Exercise materials:
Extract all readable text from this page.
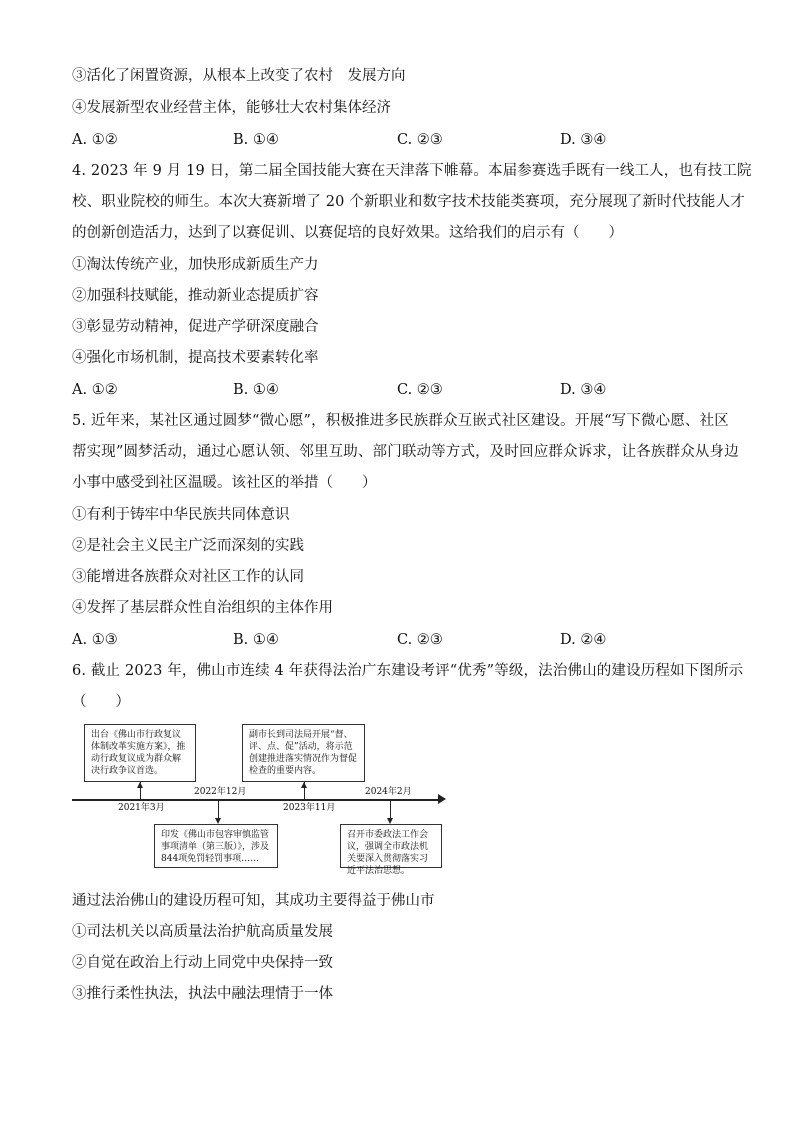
③活化了闲置资源，从根本上改变了农村　发展方向
④发展新型农业经营主体，能够壮大农村集体经济
A. ①②	B. ①④	C. ②③	D. ③④
4. 2023 年 9 月 19 日，第二届全国技能大赛在天津落下帷幕。本届参赛选手既有一线工人，也有技工院
校、职业院校的师生。本次大赛新增了 20 个新职业和数字技术技能类赛项，充分展现了新时代技能人才
的创新创造活力，达到了以赛促训、以赛促培的良好效果。这给我们的启示有（　　）
①淘汰传统产业，加快形成新质生产力
②加强科技赋能，推动新业态提质扩容
③彰显劳动精神，促进产学研深度融合
④强化市场机制，提高技术要素转化率
A. ①②	B. ①④	C. ②③	D. ③④
5. 近年来，某社区通过圆梦“微心愿”，积极推进多民族群众互嵌式社区建设。开展“写下微心愿、社区
帮实现”圆梦活动，通过心愿认领、邻里互助、部门联动等方式，及时回应群众诉求，让各族群众从身边
小事中感受到社区温暖。该社区的举措（　　）
①有利于铸牢中华民族共同体意识
②是社会主义民主广泛而深刻的实践
③能增进各族群众对社区工作的认同
④发挥了基层群众性自治组织的主体作用
A. ①③	B. ①④	C. ②③	D. ②④
6. 截止 2023 年，佛山市连续 4 年获得法治广东建设考评“优秀”等级，法治佛山的建设历程如下图所示
（　　）
出台《佛山市行政复议体制改革实施方案》，推动行政复议成为群众解决行政争议首选。
2021年3月
2022年12月
印发《佛山市包容审慎监管事项清单（第三版）》，涉及844项免罚轻罚事项……
副市长到司法局开展“督、评、点、促”活动，将示范创建推进落实情况作为督促检查的重要内容。
2023年11月
2024年2月
召开市委政法工作会议，强调全市政法机关要深入贯彻落实习近平法治思想。
通过法治佛山的建设历程可知，其成功主要得益于佛山市
①司法机关以高质量法治护航高质量发展
②自觉在政治上行动上同党中央保持一致
③推行柔性执法，执法中融法理情于一体
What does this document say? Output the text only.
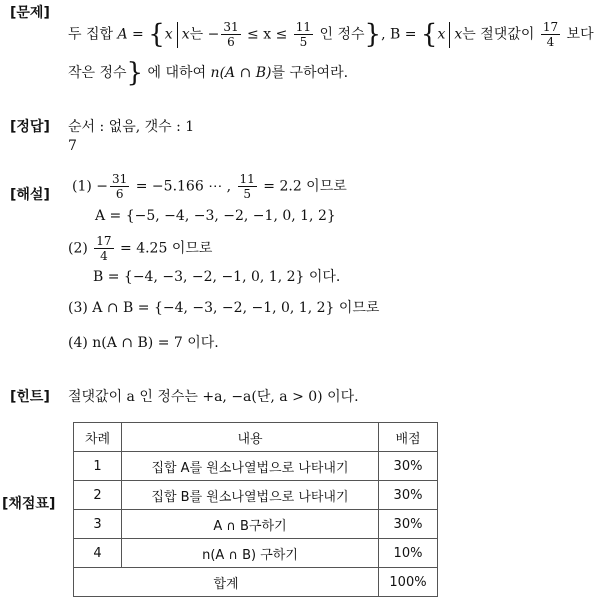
[문제]
두 집합 A = {x x는 − $\frac{31}{6} \le x \le \frac{11}{5}$ 인 정수}, B = {x x는 절댓값이 $\frac{17}{4}$ 보다
작은 정수} 에 대하여 n(A ∩ B)를 구하여라.
[정답] 순서 : 없음, 갯수 : 1
7
[해설]
$(1) - \frac{31}{6} = -5.166$ ⋯ , $\frac{11}{5} = 2.2$ 이므로
A = {−5, −4, −3, −2, −1, 0, 1, 2}
$(2) \frac{17}{4} = 4.25$ 이므로
B = {−4, −3, −2, −1, 0, 1, 2} 이다.
(3) A ∩ B = {−4, −3, −2, −1, 0, 1, 2} 이므로
(4) n(A ∩ B) = 7 이다.
[힌트] 절댓값이 a 인 정수는 +a, −a(단, a > 0) 이다.
[채점표]
차례	내용	배점
1	집합 A를 원소나열법으로 나타내기	30%
2	집합 B를 원소나열법으로 나타내기	30%
3	A ∩ B구하기	30%
4	n(A ∩ B) 구하기	10%
합계		100%
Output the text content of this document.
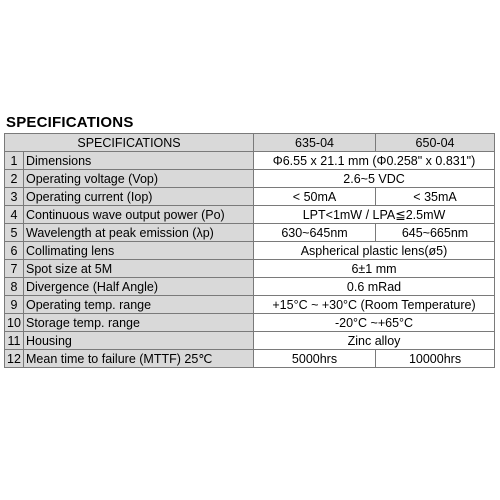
SPECIFICATIONS
SPECIFICATIONS		635-04	650-04
1	Dimensions	Φ6.55 x 21.1 mm (Φ0.258" x 0.831")	
2	Operating voltage (Vop)	2.6~5 VDC	
3	Operating current (Iop)	< 50mA	< 35mA
4	Continuous wave output power (Po)	LPT<1mW / LPA≦2.5mW	
5	Wavelength at peak emission (λp)	630~645nm	645~665nm
6	Collimating lens	Aspherical plastic lens(ø5)	
7	Spot size at 5M	6±1 mm	
8	Divergence (Half Angle)	0.6 mRad	
9	Operating temp. range	+15°C ~ +30°C (Room Temperature)	
10	Storage temp. range	-20°C ~+65°C	
11	Housing	Zinc alloy	
12	Mean time to failure (MTTF) 25℃	5000hrs	10000hrs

What you should do: Pull every line containing "text" out of the records.

Task solution:
Extract all readable text from this page.
What does this document say? Output the text only.
Output the text content of this document.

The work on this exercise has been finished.